(Stored entries)
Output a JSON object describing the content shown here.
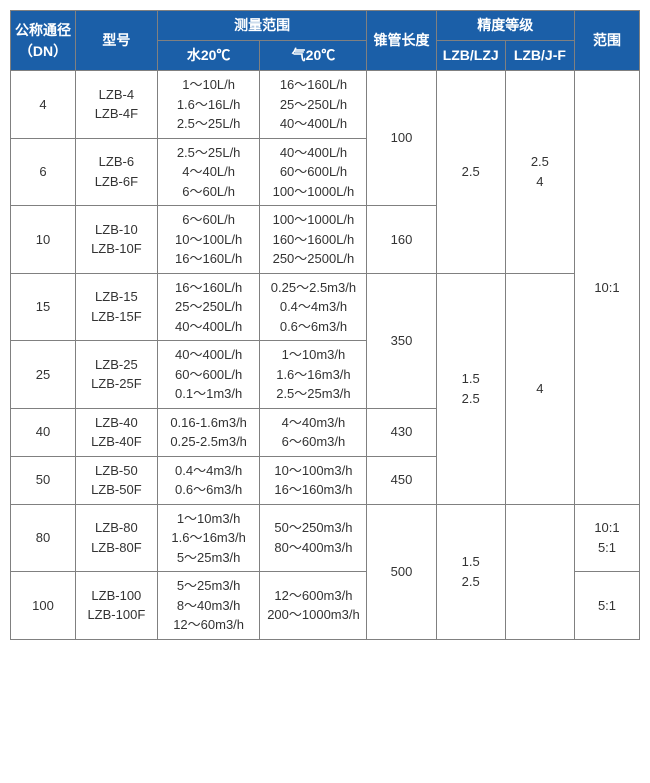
{
  "colors": {
    "header_bg": "#1b5fa8",
    "header_fg": "#ffffff",
    "border": "#808080",
    "text": "#333333",
    "bg": "#ffffff"
  },
  "header": {
    "dn": "公称通径（DN）",
    "model": "型号",
    "measure_range": "测量范围",
    "water": "水20℃",
    "air": "气20℃",
    "cone_length": "锥管长度",
    "accuracy": "精度等级",
    "acc1": "LZB/LZJ",
    "acc2": "LZB/J-F",
    "range": "范围"
  },
  "rows": {
    "dn4": {
      "dn": "4",
      "model": "LZB-4\nLZB-4F",
      "water": "1～10L/h\n1.6～16L/h\n2.5～25L/h",
      "air": "16～160L/h\n25～250L/h\n40～400L/h"
    },
    "dn6": {
      "dn": "6",
      "model": "LZB-6\nLZB-6F",
      "water": "2.5～25L/h\n4～40L/h\n6～60L/h",
      "air": "40～400L/h\n60～600L/h\n100～1000L/h"
    },
    "dn10": {
      "dn": "10",
      "model": "LZB-10\nLZB-10F",
      "water": "6～60L/h\n10～100L/h\n16～160L/h",
      "air": "100～1000L/h\n160～1600L/h\n250～2500L/h"
    },
    "dn15": {
      "dn": "15",
      "model": "LZB-15\nLZB-15F",
      "water": "16～160L/h\n25～250L/h\n40～400L/h",
      "air": "0.25～2.5m3/h\n0.4～4m3/h\n0.6～6m3/h"
    },
    "dn25": {
      "dn": "25",
      "model": "LZB-25\nLZB-25F",
      "water": "40～400L/h\n60～600L/h\n0.1～1m3/h",
      "air": "1～10m3/h\n1.6～16m3/h\n2.5～25m3/h"
    },
    "dn40": {
      "dn": "40",
      "model": "LZB-40\nLZB-40F",
      "water": "0.16-1.6m3/h\n0.25-2.5m3/h",
      "air": "4～40m3/h\n6～60m3/h"
    },
    "dn50": {
      "dn": "50",
      "model": "LZB-50\nLZB-50F",
      "water": "0.4～4m3/h\n0.6～6m3/h",
      "air": "10～100m3/h\n16～160m3/h"
    },
    "dn80": {
      "dn": "80",
      "model": "LZB-80\nLZB-80F",
      "water": "1～10m3/h\n1.6～16m3/h\n5～25m3/h",
      "air": "50～250m3/h\n80～400m3/h"
    },
    "dn100": {
      "dn": "100",
      "model": "LZB-100\nLZB-100F",
      "water": "5～25m3/h\n8～40m3/h\n12～60m3/h",
      "air": "12～600m3/h\n200～1000m3/h"
    }
  },
  "cone": {
    "g1": "100",
    "g2": "160",
    "g3": "350",
    "g4": "430",
    "g5": "450",
    "g6": "500"
  },
  "acc1": {
    "g1": "2.5",
    "g2": "1.5\n2.5",
    "g3": "1.5\n2.5"
  },
  "acc2": {
    "g1": "2.5\n4",
    "g2": "4"
  },
  "range": {
    "g1": "10:1",
    "g2": "10:1\n5:1",
    "g3": "5:1"
  }
}
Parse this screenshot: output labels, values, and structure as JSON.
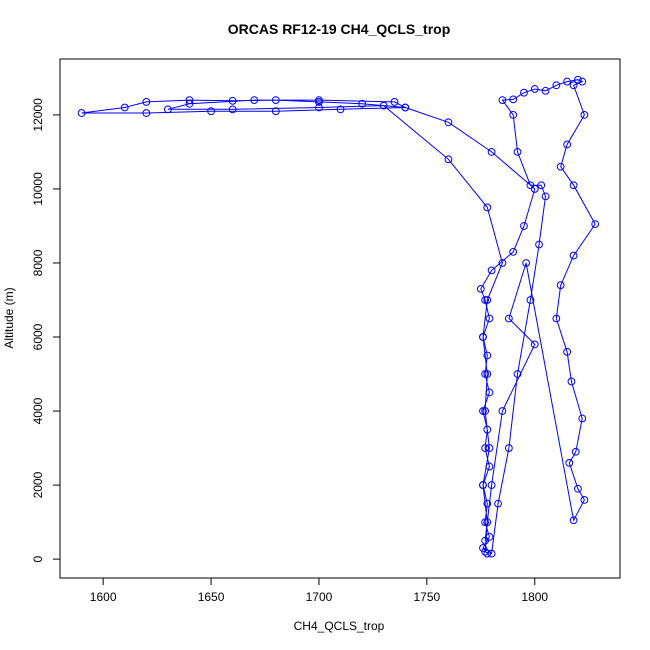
{
  "chart_data": {
    "type": "line",
    "title": "ORCAS RF12-19 CH4_QCLS_trop",
    "x_label": "CH4_QCLS_trop",
    "y_label": "Altitude (m)",
    "color": "#0000ff",
    "markers": true,
    "xlim": [
      1580,
      1839.5
    ],
    "ylim": [
      -510,
      13510
    ],
    "xticks": [
      1600,
      1650,
      1700,
      1750,
      1800
    ],
    "yticks": [
      0,
      2000,
      4000,
      6000,
      8000,
      10000,
      12000
    ],
    "x": [
      1778,
      1776,
      1779,
      1777,
      1778,
      1776,
      1779,
      1777,
      1778,
      1776,
      1779,
      1777,
      1778,
      1776,
      1779,
      1777,
      1775,
      1780,
      1790,
      1795,
      1800,
      1780,
      1760,
      1740,
      1720,
      1700,
      1680,
      1660,
      1640,
      1620,
      1610,
      1590,
      1620,
      1650,
      1680,
      1710,
      1740,
      1735,
      1700,
      1670,
      1640,
      1630,
      1660,
      1700,
      1730,
      1760,
      1778,
      1785,
      1778,
      1776,
      1778,
      1777,
      1779,
      1776,
      1778,
      1777,
      1780,
      1783,
      1788,
      1792,
      1798,
      1802,
      1805,
      1803,
      1798,
      1792,
      1790,
      1785,
      1790,
      1795,
      1800,
      1805,
      1810,
      1815,
      1820,
      1822,
      1818,
      1823,
      1815,
      1812,
      1818,
      1828,
      1818,
      1812,
      1810,
      1815,
      1817,
      1822,
      1819,
      1816,
      1820,
      1823,
      1818,
      1796,
      1788,
      1800,
      1785,
      1780,
      1777
    ],
    "values": [
      150,
      300,
      600,
      1000,
      1500,
      2000,
      2500,
      3000,
      3500,
      4000,
      4500,
      5000,
      5500,
      6000,
      6500,
      7000,
      7300,
      7800,
      8300,
      9000,
      10000,
      11000,
      11800,
      12200,
      12300,
      12350,
      12400,
      12380,
      12400,
      12350,
      12200,
      12050,
      12050,
      12100,
      12100,
      12150,
      12200,
      12350,
      12400,
      12400,
      12300,
      12150,
      12150,
      12200,
      12250,
      10800,
      9500,
      8000,
      7000,
      6000,
      5000,
      4000,
      3000,
      2000,
      1000,
      200,
      150,
      1500,
      3000,
      5000,
      7000,
      8500,
      9800,
      10100,
      10100,
      11000,
      12000,
      12400,
      12420,
      12600,
      12700,
      12650,
      12800,
      12900,
      12950,
      12900,
      12800,
      12000,
      11200,
      10600,
      10100,
      9050,
      8200,
      7400,
      6500,
      5600,
      4800,
      3800,
      2900,
      2600,
      1900,
      1600,
      1050,
      8000,
      6500,
      5800,
      4000,
      2000,
      500
    ]
  }
}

## WHAT TO DO
Look over the listing. Pull out every line with the string "nLZB" in it.

## TASK RESPONSE
      "model": "LZB-4\nLZB-4F",
      "model": "LZB-6\nLZB-6F",
      "model": "LZB-10\nLZB-10F",
      "model": "LZB-15\nLZB-15F",
      "model": "LZB-25\nLZB-25F",
      "model": "LZB-40\nLZB-40F",
      "model": "LZB-50\nLZB-50F",
      "model": "LZB-80\nLZB-80F",
      "model": "LZB-100\nLZB-100F",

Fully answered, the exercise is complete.